- **REQUIREMENT**
Print the first listing below line for line, unchanged, starting at the line containing "brass-clasp-1[interactable] <box>248 703" and ending after the line containing "piece-dark-pawn-f7[interactable]: ♟ <box>1018".

□ □ □ □ □ □ □

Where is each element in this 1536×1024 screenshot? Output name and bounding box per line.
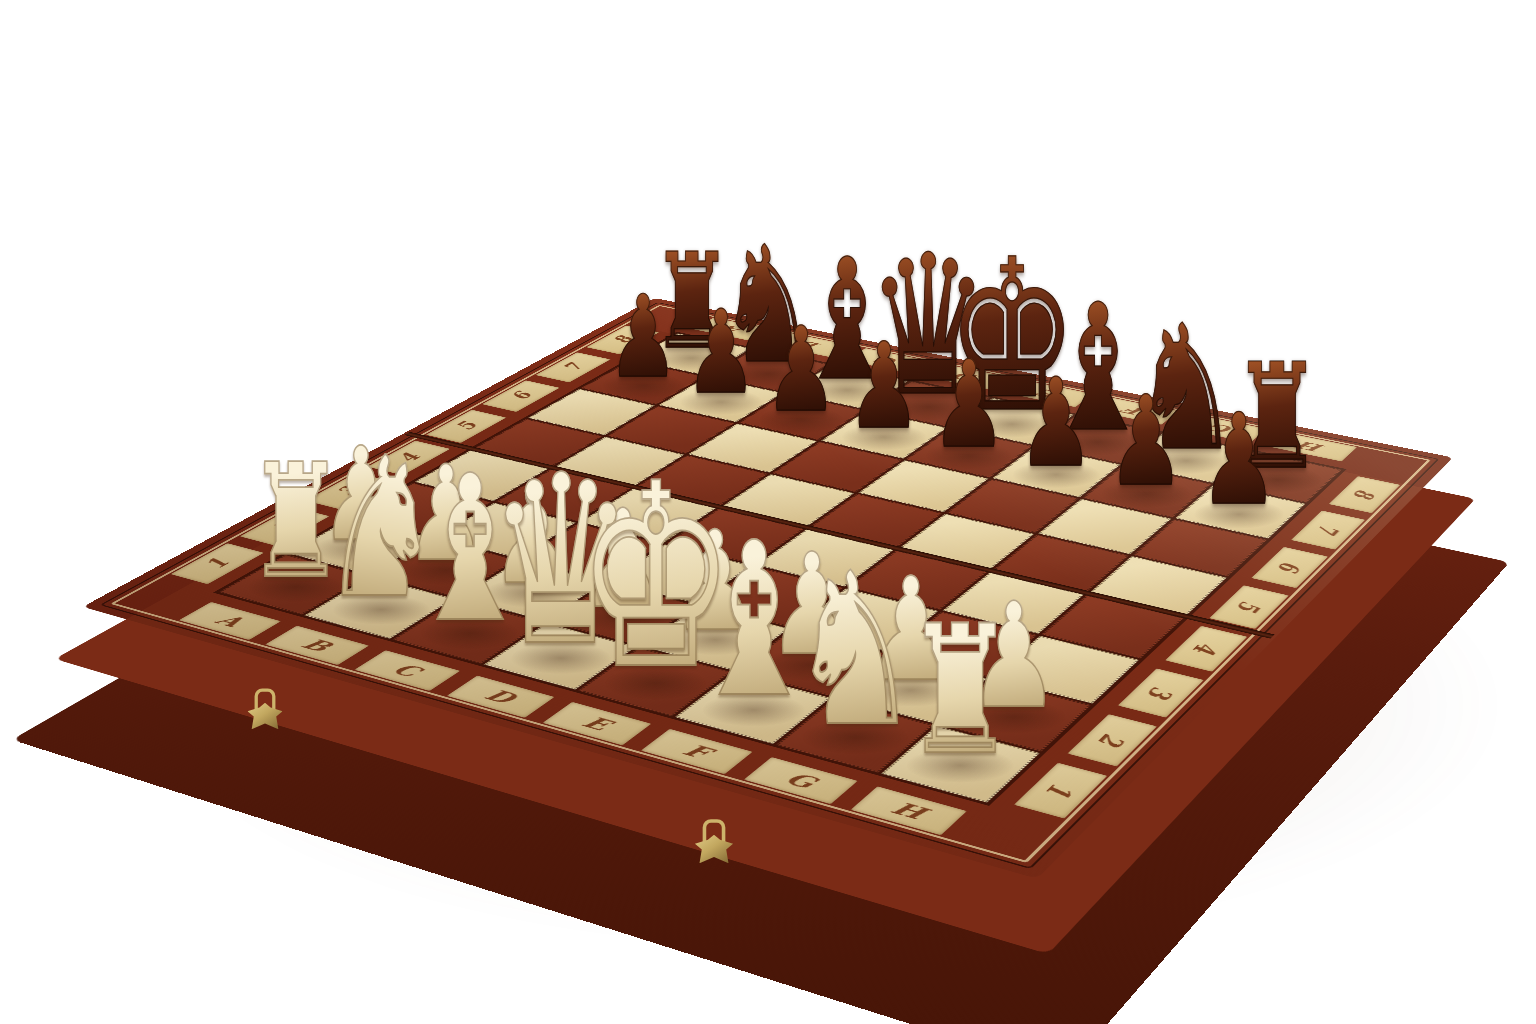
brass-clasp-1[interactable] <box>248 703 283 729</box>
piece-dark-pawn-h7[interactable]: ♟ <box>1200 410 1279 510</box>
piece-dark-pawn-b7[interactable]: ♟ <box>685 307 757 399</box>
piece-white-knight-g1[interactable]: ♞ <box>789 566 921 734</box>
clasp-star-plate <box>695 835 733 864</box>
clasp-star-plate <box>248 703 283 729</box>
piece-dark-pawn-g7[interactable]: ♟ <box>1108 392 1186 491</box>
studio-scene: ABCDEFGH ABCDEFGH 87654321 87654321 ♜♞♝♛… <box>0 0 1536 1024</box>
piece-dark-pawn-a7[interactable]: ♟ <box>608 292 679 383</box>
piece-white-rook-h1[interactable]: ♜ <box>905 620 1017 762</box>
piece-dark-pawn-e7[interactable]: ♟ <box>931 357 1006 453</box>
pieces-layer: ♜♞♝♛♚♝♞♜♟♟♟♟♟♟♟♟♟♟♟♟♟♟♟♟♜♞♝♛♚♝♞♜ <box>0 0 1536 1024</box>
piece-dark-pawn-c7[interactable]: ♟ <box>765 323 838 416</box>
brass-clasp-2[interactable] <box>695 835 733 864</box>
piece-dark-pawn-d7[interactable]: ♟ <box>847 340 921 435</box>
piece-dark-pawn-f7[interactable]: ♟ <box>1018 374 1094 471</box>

□ □ □ □ □ □ □

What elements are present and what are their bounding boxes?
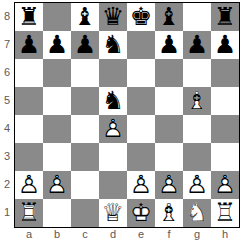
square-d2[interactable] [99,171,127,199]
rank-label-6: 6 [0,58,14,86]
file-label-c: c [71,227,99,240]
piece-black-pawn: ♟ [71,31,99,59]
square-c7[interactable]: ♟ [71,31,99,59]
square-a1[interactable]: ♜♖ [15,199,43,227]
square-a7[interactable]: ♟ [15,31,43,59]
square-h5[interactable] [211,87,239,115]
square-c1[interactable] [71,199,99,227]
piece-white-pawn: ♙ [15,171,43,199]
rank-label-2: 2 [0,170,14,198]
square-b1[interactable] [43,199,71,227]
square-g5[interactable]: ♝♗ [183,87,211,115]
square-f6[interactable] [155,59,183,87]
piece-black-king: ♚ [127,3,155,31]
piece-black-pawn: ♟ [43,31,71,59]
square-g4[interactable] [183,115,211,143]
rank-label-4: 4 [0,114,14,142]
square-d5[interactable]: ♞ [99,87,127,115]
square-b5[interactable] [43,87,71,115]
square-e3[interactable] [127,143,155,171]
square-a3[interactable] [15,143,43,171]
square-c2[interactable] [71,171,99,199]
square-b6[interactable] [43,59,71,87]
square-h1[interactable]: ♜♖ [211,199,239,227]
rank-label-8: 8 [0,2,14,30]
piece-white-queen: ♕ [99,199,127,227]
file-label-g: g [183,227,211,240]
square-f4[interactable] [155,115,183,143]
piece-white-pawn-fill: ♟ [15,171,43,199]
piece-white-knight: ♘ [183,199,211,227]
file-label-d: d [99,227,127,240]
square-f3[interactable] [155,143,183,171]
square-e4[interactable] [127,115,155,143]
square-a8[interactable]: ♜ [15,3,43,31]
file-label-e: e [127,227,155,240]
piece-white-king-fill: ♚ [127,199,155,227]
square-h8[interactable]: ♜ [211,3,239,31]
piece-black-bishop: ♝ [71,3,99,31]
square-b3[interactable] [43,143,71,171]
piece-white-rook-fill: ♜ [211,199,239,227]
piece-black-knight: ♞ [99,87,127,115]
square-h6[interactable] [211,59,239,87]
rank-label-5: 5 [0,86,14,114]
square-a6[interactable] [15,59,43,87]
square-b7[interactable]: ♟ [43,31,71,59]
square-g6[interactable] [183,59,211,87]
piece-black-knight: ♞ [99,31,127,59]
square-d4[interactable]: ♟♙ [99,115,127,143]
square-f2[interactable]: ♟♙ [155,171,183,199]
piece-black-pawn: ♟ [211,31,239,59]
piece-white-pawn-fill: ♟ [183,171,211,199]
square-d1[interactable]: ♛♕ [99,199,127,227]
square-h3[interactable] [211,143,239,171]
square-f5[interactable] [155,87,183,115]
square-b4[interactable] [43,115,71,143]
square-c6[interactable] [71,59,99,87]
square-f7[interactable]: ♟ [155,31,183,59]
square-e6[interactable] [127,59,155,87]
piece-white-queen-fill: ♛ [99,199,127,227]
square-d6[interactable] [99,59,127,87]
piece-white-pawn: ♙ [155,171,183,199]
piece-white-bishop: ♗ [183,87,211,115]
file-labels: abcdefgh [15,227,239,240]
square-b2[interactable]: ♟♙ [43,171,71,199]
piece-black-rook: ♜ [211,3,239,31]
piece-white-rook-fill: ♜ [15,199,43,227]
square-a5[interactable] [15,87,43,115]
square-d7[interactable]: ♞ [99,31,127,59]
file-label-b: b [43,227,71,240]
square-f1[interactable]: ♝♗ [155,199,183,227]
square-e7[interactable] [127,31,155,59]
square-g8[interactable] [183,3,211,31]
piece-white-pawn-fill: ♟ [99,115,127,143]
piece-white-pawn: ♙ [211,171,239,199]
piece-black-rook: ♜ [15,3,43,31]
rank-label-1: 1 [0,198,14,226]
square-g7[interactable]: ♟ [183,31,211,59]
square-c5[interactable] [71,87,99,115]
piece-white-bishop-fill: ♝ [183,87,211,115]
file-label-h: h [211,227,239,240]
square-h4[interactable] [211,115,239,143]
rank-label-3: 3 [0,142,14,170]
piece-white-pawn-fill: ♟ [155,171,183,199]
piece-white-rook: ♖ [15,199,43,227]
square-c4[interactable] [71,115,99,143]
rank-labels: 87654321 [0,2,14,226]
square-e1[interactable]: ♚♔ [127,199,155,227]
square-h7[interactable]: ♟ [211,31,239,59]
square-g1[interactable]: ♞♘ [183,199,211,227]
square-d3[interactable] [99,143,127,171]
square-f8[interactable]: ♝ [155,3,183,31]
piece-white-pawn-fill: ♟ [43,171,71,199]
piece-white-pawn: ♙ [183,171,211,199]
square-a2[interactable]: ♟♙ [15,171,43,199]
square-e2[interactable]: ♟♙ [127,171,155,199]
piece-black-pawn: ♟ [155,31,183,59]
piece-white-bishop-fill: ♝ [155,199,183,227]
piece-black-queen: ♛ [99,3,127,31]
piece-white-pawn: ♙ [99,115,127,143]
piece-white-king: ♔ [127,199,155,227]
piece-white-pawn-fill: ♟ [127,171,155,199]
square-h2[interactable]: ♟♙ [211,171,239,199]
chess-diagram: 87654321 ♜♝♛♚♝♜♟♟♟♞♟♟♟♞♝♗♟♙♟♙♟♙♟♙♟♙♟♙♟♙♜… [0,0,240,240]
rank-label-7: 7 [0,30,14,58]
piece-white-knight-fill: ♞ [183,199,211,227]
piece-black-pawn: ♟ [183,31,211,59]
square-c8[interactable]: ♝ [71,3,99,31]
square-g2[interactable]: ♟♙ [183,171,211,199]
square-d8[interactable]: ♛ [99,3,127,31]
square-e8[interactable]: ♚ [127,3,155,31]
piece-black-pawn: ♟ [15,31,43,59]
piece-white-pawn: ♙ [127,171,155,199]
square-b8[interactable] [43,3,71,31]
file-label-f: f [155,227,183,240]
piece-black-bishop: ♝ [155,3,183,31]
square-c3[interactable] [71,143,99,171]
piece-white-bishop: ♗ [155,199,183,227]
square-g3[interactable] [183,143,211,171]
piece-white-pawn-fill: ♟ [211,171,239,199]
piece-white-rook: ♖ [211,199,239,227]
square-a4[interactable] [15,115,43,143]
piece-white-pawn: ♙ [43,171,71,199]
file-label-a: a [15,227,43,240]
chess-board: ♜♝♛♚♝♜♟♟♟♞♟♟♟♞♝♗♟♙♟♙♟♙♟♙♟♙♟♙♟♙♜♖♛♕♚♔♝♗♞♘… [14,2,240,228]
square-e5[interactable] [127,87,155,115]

□ □ □ □ □ □ □

- **PROBLEM SOLUTION**
brass-clasp-1[interactable] <box>248 703 283 729</box>
piece-dark-pawn-h7[interactable]: ♟ <box>1200 410 1279 510</box>
piece-dark-pawn-b7[interactable]: ♟ <box>685 307 757 399</box>
piece-white-knight-g1[interactable]: ♞ <box>789 566 921 734</box>
clasp-star-plate <box>695 835 733 864</box>
clasp-star-plate <box>248 703 283 729</box>
piece-dark-pawn-g7[interactable]: ♟ <box>1108 392 1186 491</box>
studio-scene: ABCDEFGH ABCDEFGH 87654321 87654321 ♜♞♝♛… <box>0 0 1536 1024</box>
piece-dark-pawn-a7[interactable]: ♟ <box>608 292 679 383</box>
piece-white-rook-h1[interactable]: ♜ <box>905 620 1017 762</box>
piece-dark-pawn-e7[interactable]: ♟ <box>931 357 1006 453</box>
pieces-layer: ♜♞♝♛♚♝♞♜♟♟♟♟♟♟♟♟♟♟♟♟♟♟♟♟♜♞♝♛♚♝♞♜ <box>0 0 1536 1024</box>
piece-dark-pawn-c7[interactable]: ♟ <box>765 323 838 416</box>
brass-clasp-2[interactable] <box>695 835 733 864</box>
piece-dark-pawn-d7[interactable]: ♟ <box>847 340 921 435</box>
piece-dark-pawn-f7[interactable]: ♟ <box>1018 374 1094 471</box>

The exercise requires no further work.